DATASET RECORDS:
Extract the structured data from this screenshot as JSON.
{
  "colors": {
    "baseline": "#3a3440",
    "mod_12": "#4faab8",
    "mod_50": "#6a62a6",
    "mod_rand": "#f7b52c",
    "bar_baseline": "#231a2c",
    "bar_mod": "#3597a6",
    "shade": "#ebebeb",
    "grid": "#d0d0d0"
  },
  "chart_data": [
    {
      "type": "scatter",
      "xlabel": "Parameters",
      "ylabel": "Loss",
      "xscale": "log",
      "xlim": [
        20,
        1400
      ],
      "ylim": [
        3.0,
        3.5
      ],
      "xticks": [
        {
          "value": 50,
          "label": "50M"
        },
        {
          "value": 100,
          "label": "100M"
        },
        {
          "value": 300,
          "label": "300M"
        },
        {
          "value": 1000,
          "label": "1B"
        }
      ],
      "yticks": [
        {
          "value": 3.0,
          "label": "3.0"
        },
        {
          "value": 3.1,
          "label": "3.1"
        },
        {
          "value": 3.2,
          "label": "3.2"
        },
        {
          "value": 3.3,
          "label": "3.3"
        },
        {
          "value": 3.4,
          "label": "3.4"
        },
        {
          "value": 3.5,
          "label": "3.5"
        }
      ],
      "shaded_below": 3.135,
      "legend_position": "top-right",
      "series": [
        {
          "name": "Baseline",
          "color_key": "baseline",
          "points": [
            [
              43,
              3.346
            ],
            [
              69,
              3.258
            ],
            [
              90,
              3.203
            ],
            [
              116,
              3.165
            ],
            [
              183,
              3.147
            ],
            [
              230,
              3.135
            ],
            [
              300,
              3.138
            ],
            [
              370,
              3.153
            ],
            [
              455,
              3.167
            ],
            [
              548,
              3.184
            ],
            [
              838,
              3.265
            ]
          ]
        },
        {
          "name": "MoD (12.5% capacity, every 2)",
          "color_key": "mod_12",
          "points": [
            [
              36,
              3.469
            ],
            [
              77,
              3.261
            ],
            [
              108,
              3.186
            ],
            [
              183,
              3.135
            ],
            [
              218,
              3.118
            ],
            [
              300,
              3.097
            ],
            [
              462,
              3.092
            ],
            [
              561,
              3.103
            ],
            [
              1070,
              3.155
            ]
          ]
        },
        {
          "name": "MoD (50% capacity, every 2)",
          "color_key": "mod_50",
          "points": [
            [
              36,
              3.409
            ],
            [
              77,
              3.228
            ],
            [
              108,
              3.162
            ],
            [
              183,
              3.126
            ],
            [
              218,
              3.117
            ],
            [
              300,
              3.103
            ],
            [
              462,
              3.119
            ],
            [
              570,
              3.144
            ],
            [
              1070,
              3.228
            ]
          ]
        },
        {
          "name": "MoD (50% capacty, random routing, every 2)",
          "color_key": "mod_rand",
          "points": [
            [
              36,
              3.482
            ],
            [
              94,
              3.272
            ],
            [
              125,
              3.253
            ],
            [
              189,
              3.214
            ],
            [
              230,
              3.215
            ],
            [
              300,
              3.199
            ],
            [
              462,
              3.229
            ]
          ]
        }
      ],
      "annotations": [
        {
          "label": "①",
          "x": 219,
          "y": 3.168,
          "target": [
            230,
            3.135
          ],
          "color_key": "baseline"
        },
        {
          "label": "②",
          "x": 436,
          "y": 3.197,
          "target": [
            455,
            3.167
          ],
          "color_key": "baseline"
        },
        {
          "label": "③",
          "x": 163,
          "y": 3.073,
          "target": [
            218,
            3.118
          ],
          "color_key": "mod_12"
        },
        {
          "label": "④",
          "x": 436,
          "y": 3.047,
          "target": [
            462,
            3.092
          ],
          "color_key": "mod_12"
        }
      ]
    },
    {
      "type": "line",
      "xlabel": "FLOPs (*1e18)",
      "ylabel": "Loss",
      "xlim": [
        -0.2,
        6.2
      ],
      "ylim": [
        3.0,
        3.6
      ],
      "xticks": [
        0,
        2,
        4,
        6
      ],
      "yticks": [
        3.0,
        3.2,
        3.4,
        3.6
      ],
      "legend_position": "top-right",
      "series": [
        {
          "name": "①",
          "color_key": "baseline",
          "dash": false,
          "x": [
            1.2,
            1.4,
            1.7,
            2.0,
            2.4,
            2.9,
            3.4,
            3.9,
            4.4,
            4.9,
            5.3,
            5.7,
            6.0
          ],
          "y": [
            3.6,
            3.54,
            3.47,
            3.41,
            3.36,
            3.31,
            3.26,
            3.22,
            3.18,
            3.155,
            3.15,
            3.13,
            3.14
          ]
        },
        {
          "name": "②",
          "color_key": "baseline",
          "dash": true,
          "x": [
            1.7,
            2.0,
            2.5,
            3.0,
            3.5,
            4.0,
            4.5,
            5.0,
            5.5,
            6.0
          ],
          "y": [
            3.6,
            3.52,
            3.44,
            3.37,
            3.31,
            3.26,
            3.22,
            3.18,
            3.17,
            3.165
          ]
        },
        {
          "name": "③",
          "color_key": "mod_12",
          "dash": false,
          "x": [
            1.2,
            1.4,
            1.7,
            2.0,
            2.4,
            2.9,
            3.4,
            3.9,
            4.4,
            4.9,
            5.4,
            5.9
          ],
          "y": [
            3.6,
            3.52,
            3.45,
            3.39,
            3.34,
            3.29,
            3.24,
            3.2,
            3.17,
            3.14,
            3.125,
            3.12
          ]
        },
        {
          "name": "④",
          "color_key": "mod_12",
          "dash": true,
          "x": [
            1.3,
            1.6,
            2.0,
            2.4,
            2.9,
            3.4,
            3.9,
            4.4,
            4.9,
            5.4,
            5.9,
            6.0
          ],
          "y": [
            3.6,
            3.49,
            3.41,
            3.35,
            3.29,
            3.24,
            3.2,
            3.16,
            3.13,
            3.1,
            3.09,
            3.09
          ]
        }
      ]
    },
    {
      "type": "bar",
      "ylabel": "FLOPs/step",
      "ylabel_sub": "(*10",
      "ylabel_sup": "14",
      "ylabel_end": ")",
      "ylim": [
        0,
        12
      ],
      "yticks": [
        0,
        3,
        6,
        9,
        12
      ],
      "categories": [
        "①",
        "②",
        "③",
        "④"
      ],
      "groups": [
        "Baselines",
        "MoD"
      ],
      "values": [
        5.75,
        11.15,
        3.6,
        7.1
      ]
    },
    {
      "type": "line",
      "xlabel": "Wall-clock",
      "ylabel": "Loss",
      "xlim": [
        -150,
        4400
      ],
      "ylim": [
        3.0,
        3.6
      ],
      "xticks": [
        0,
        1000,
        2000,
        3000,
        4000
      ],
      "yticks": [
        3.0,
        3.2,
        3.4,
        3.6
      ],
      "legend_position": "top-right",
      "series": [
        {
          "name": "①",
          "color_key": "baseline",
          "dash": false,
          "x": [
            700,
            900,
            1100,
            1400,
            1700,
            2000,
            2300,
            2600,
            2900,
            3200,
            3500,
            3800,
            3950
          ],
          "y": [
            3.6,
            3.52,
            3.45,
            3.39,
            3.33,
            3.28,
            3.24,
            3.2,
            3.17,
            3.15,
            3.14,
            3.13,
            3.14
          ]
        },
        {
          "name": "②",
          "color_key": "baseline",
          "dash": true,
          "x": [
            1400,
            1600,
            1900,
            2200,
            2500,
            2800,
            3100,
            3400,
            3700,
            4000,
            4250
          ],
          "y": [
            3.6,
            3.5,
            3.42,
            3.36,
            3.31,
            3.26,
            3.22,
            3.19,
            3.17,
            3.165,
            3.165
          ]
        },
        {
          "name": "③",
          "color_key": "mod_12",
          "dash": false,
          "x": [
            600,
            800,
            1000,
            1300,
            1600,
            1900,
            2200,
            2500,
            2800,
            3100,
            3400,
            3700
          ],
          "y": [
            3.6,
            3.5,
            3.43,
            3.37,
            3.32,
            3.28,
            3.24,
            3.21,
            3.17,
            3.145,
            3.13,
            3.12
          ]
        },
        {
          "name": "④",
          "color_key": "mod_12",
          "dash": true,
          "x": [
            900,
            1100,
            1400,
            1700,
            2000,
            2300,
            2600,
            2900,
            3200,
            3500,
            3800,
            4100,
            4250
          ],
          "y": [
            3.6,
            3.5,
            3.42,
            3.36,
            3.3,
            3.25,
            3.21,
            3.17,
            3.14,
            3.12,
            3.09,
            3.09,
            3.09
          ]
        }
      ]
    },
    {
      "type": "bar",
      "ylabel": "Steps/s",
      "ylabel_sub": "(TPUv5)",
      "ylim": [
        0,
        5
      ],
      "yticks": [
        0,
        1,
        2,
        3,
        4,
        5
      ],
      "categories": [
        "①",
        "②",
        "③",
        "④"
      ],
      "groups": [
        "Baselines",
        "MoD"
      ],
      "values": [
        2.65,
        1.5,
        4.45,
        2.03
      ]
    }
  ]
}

AIM:
Search the data above for lines holding "every" and copy each of them.

ANSWER BELOW:
          "name": "MoD (12.5% capacity, every 2)",
          "name": "MoD (50% capacity, every 2)",
          "name": "MoD (50% capacty, random routing, every 2)",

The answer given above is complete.